Give the entries back exactly, dropping each image.

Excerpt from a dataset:
┌──
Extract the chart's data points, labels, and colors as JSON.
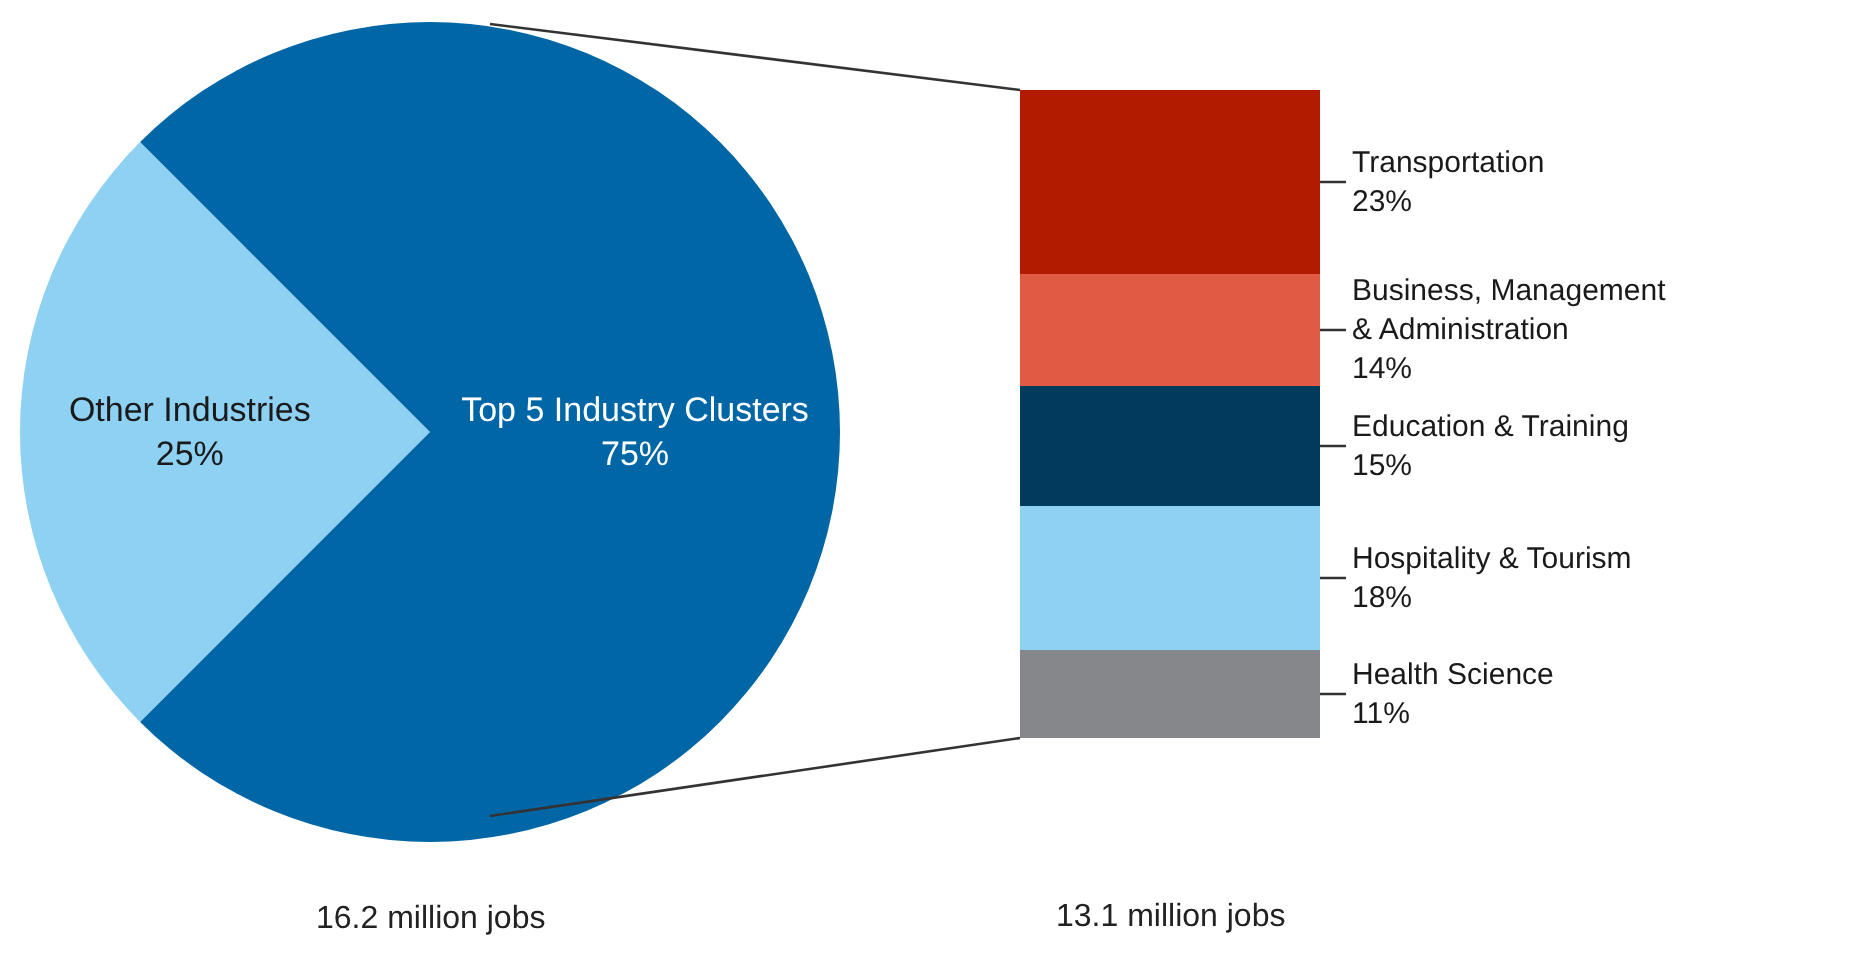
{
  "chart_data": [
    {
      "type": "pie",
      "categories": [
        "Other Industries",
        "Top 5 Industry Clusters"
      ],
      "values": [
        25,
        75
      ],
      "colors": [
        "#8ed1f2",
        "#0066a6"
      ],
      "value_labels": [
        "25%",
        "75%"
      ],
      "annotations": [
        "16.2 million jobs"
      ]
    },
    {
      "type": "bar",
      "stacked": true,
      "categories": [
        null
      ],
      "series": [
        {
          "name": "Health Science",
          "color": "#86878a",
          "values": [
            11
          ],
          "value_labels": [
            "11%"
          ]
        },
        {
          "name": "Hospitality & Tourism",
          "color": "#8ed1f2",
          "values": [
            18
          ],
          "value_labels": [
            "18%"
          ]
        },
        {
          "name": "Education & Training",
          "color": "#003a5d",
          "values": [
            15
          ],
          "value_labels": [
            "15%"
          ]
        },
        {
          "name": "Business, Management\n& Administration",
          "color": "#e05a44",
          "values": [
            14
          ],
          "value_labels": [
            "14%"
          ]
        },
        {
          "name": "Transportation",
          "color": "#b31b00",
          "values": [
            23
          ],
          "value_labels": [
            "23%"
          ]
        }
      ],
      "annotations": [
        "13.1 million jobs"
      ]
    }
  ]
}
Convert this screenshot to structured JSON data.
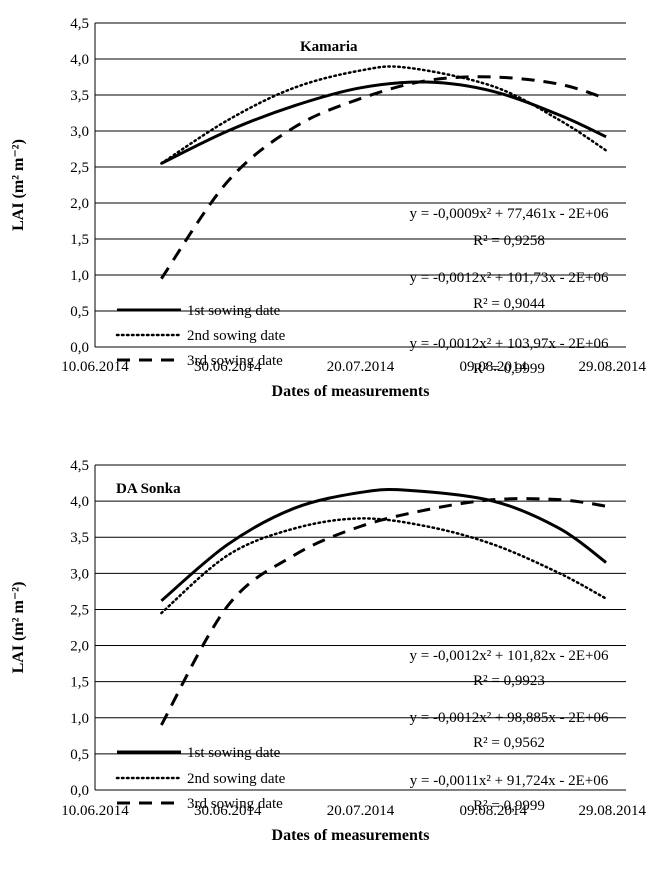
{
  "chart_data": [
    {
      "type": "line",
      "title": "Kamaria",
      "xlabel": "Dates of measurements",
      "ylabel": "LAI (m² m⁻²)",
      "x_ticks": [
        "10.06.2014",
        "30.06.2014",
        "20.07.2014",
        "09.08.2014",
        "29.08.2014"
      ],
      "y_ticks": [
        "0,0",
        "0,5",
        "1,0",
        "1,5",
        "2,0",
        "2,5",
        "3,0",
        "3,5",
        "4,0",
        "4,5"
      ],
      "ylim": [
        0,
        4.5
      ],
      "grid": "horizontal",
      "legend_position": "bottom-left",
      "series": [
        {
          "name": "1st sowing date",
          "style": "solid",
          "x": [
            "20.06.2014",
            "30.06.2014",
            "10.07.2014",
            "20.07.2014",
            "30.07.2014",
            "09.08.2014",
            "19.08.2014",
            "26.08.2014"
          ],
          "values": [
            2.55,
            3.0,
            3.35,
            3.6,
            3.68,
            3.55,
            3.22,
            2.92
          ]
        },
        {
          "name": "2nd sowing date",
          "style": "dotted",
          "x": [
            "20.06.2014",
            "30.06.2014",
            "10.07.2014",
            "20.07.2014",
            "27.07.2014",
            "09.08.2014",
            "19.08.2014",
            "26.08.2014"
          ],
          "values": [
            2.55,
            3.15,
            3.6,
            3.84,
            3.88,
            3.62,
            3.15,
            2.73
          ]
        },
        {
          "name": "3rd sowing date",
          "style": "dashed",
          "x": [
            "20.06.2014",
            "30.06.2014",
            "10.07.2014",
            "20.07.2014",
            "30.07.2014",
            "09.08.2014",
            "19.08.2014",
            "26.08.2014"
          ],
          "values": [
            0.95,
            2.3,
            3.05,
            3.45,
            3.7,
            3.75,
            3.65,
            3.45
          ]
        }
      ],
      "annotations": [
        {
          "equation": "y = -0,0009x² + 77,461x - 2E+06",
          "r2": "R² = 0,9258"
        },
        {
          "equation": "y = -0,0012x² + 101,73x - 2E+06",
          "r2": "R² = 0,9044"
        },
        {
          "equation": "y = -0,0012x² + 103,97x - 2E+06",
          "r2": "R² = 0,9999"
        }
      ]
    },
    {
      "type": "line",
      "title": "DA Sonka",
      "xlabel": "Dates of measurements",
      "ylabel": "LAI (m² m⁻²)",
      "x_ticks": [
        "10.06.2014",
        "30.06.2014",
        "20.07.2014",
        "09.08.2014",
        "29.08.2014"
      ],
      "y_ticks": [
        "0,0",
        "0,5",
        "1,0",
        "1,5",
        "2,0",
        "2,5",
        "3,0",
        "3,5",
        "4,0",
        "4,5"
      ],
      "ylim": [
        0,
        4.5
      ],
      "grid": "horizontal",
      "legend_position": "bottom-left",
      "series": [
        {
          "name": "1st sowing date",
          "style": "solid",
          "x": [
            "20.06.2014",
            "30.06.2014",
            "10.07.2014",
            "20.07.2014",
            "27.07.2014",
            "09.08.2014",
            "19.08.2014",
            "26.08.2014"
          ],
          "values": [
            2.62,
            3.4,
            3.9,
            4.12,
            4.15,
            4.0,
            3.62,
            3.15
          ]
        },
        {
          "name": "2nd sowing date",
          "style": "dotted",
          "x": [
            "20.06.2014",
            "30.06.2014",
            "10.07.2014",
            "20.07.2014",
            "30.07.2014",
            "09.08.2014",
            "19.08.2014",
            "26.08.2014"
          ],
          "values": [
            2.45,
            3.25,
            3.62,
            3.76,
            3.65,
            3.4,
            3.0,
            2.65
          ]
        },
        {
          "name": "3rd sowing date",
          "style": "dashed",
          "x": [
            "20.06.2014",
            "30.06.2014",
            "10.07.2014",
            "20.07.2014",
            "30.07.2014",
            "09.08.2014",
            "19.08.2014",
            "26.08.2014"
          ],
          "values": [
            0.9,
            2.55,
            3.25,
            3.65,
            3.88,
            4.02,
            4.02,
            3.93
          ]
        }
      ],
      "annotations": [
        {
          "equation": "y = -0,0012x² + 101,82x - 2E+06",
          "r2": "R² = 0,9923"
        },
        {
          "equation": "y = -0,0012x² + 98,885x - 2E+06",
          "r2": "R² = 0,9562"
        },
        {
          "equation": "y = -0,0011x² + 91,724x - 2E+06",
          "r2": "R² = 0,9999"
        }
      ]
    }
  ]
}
└──
Correct result
Extract the chart's data points, labels, and colors as JSON.
{
  "chart_data": [
    {
      "type": "pie",
      "categories": [
        "Other Industries",
        "Top 5 Industry Clusters"
      ],
      "values": [
        25,
        75
      ],
      "colors": [
        "#8ed1f2",
        "#0066a6"
      ],
      "value_labels": [
        "25%",
        "75%"
      ],
      "annotations": [
        "16.2 million jobs"
      ]
    },
    {
      "type": "bar",
      "stacked": true,
      "categories": [
        null
      ],
      "series": [
        {
          "name": "Health Science",
          "color": "#86878a",
          "values": [
            11
          ],
          "value_labels": [
            "11%"
          ]
        },
        {
          "name": "Hospitality & Tourism",
          "color": "#8ed1f2",
          "values": [
            18
          ],
          "value_labels": [
            "18%"
          ]
        },
        {
          "name": "Education & Training",
          "color": "#003a5d",
          "values": [
            15
          ],
          "value_labels": [
            "15%"
          ]
        },
        {
          "name": "Business, Management\n& Administration",
          "color": "#e05a44",
          "values": [
            14
          ],
          "value_labels": [
            "14%"
          ]
        },
        {
          "name": "Transportation",
          "color": "#b31b00",
          "values": [
            23
          ],
          "value_labels": [
            "23%"
          ]
        }
      ],
      "annotations": [
        "13.1 million jobs"
      ]
    }
  ]
}
Convert this screenshot to structured JSON data.
{
  "chart_data": [
    {
      "type": "line",
      "title": "Kamaria",
      "xlabel": "Dates of measurements",
      "ylabel": "LAI (m² m⁻²)",
      "x_ticks": [
        "10.06.2014",
        "30.06.2014",
        "20.07.2014",
        "09.08.2014",
        "29.08.2014"
      ],
      "y_ticks": [
        "0,0",
        "0,5",
        "1,0",
        "1,5",
        "2,0",
        "2,5",
        "3,0",
        "3,5",
        "4,0",
        "4,5"
      ],
      "ylim": [
        0,
        4.5
      ],
      "grid": "horizontal",
      "legend_position": "bottom-left",
      "series": [
        {
          "name": "1st sowing date",
          "style": "solid",
          "x": [
            "20.06.2014",
            "30.06.2014",
            "10.07.2014",
            "20.07.2014",
            "30.07.2014",
            "09.08.2014",
            "19.08.2014",
            "26.08.2014"
          ],
          "values": [
            2.55,
            3.0,
            3.35,
            3.6,
            3.68,
            3.55,
            3.22,
            2.92
          ]
        },
        {
          "name": "2nd sowing date",
          "style": "dotted",
          "x": [
            "20.06.2014",
            "30.06.2014",
            "10.07.2014",
            "20.07.2014",
            "27.07.2014",
            "09.08.2014",
            "19.08.2014",
            "26.08.2014"
          ],
          "values": [
            2.55,
            3.15,
            3.6,
            3.84,
            3.88,
            3.62,
            3.15,
            2.73
          ]
        },
        {
          "name": "3rd sowing date",
          "style": "dashed",
          "x": [
            "20.06.2014",
            "30.06.2014",
            "10.07.2014",
            "20.07.2014",
            "30.07.2014",
            "09.08.2014",
            "19.08.2014",
            "26.08.2014"
          ],
          "values": [
            0.95,
            2.3,
            3.05,
            3.45,
            3.7,
            3.75,
            3.65,
            3.45
          ]
        }
      ],
      "annotations": [
        {
          "equation": "y = -0,0009x² + 77,461x - 2E+06",
          "r2": "R² = 0,9258"
        },
        {
          "equation": "y = -0,0012x² + 101,73x - 2E+06",
          "r2": "R² = 0,9044"
        },
        {
          "equation": "y = -0,0012x² + 103,97x - 2E+06",
          "r2": "R² = 0,9999"
        }
      ]
    },
    {
      "type": "line",
      "title": "DA Sonka",
      "xlabel": "Dates of measurements",
      "ylabel": "LAI (m² m⁻²)",
      "x_ticks": [
        "10.06.2014",
        "30.06.2014",
        "20.07.2014",
        "09.08.2014",
        "29.08.2014"
      ],
      "y_ticks": [
        "0,0",
        "0,5",
        "1,0",
        "1,5",
        "2,0",
        "2,5",
        "3,0",
        "3,5",
        "4,0",
        "4,5"
      ],
      "ylim": [
        0,
        4.5
      ],
      "grid": "horizontal",
      "legend_position": "bottom-left",
      "series": [
        {
          "name": "1st sowing date",
          "style": "solid",
          "x": [
            "20.06.2014",
            "30.06.2014",
            "10.07.2014",
            "20.07.2014",
            "27.07.2014",
            "09.08.2014",
            "19.08.2014",
            "26.08.2014"
          ],
          "values": [
            2.62,
            3.4,
            3.9,
            4.12,
            4.15,
            4.0,
            3.62,
            3.15
          ]
        },
        {
          "name": "2nd sowing date",
          "style": "dotted",
          "x": [
            "20.06.2014",
            "30.06.2014",
            "10.07.2014",
            "20.07.2014",
            "30.07.2014",
            "09.08.2014",
            "19.08.2014",
            "26.08.2014"
          ],
          "values": [
            2.45,
            3.25,
            3.62,
            3.76,
            3.65,
            3.4,
            3.0,
            2.65
          ]
        },
        {
          "name": "3rd sowing date",
          "style": "dashed",
          "x": [
            "20.06.2014",
            "30.06.2014",
            "10.07.2014",
            "20.07.2014",
            "30.07.2014",
            "09.08.2014",
            "19.08.2014",
            "26.08.2014"
          ],
          "values": [
            0.9,
            2.55,
            3.25,
            3.65,
            3.88,
            4.02,
            4.02,
            3.93
          ]
        }
      ],
      "annotations": [
        {
          "equation": "y = -0,0012x² + 101,82x - 2E+06",
          "r2": "R² = 0,9923"
        },
        {
          "equation": "y = -0,0012x² + 98,885x - 2E+06",
          "r2": "R² = 0,9562"
        },
        {
          "equation": "y = -0,0011x² + 91,724x - 2E+06",
          "r2": "R² = 0,9999"
        }
      ]
    }
  ]
}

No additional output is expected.